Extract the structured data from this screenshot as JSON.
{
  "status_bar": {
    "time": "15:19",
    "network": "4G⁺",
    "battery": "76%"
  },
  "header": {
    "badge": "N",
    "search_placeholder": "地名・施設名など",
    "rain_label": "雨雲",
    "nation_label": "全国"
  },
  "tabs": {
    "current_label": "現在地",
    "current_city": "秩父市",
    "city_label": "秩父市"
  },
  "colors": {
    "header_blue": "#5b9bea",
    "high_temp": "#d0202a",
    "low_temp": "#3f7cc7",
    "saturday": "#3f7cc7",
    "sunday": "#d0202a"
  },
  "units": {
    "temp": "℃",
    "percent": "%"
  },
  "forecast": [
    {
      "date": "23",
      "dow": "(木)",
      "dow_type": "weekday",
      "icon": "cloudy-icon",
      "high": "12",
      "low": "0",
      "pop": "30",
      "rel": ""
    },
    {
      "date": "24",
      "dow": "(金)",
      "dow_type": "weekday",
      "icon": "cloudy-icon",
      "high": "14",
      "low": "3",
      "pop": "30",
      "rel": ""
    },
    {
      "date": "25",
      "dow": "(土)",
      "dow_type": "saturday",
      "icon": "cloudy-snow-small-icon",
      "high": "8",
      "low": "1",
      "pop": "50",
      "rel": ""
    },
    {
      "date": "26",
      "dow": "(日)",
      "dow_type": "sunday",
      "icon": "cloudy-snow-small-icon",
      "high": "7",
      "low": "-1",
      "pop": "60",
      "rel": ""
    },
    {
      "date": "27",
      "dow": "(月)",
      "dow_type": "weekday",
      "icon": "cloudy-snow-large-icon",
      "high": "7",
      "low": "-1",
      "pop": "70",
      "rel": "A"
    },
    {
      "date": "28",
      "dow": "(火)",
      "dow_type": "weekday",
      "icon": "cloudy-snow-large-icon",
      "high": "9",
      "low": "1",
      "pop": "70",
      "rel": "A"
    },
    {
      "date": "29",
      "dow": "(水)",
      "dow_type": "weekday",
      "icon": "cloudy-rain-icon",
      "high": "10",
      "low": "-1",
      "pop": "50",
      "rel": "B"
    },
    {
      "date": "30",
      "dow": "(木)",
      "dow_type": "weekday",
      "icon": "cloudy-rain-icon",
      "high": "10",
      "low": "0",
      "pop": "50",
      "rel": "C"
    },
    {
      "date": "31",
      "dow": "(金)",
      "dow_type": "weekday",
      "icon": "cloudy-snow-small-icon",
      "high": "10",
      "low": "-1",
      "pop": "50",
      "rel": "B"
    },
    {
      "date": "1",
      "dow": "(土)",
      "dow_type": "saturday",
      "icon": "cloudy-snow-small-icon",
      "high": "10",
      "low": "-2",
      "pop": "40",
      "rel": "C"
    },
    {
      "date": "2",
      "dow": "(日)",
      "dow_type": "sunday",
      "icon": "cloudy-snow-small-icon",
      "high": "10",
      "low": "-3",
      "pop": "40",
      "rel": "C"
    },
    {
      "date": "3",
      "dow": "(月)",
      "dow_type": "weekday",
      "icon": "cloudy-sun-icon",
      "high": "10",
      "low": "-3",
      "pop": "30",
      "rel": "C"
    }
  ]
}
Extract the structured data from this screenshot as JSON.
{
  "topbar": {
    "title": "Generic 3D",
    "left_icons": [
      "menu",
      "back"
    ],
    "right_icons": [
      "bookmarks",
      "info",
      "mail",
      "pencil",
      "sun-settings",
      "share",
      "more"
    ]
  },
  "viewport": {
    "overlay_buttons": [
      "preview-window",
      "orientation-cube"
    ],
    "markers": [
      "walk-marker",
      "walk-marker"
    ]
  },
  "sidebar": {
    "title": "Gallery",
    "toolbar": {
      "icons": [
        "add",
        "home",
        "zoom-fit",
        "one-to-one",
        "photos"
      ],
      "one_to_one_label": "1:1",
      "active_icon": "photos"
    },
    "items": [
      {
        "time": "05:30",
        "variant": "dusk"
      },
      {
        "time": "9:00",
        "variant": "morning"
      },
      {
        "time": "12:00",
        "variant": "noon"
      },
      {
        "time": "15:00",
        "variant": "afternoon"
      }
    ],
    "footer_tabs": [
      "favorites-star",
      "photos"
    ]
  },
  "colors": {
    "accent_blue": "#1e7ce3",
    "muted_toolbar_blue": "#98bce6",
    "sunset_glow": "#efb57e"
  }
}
============
*WHAT THIS TASK INVOLVES*: In the records above, locate each line with the word "time". Copy all such lines.

*FINAL RESULT*:
    "time": "15:19",
        "time": "05:30",
        "time": "9:00",
        "time": "12:00",
        "time": "15:00",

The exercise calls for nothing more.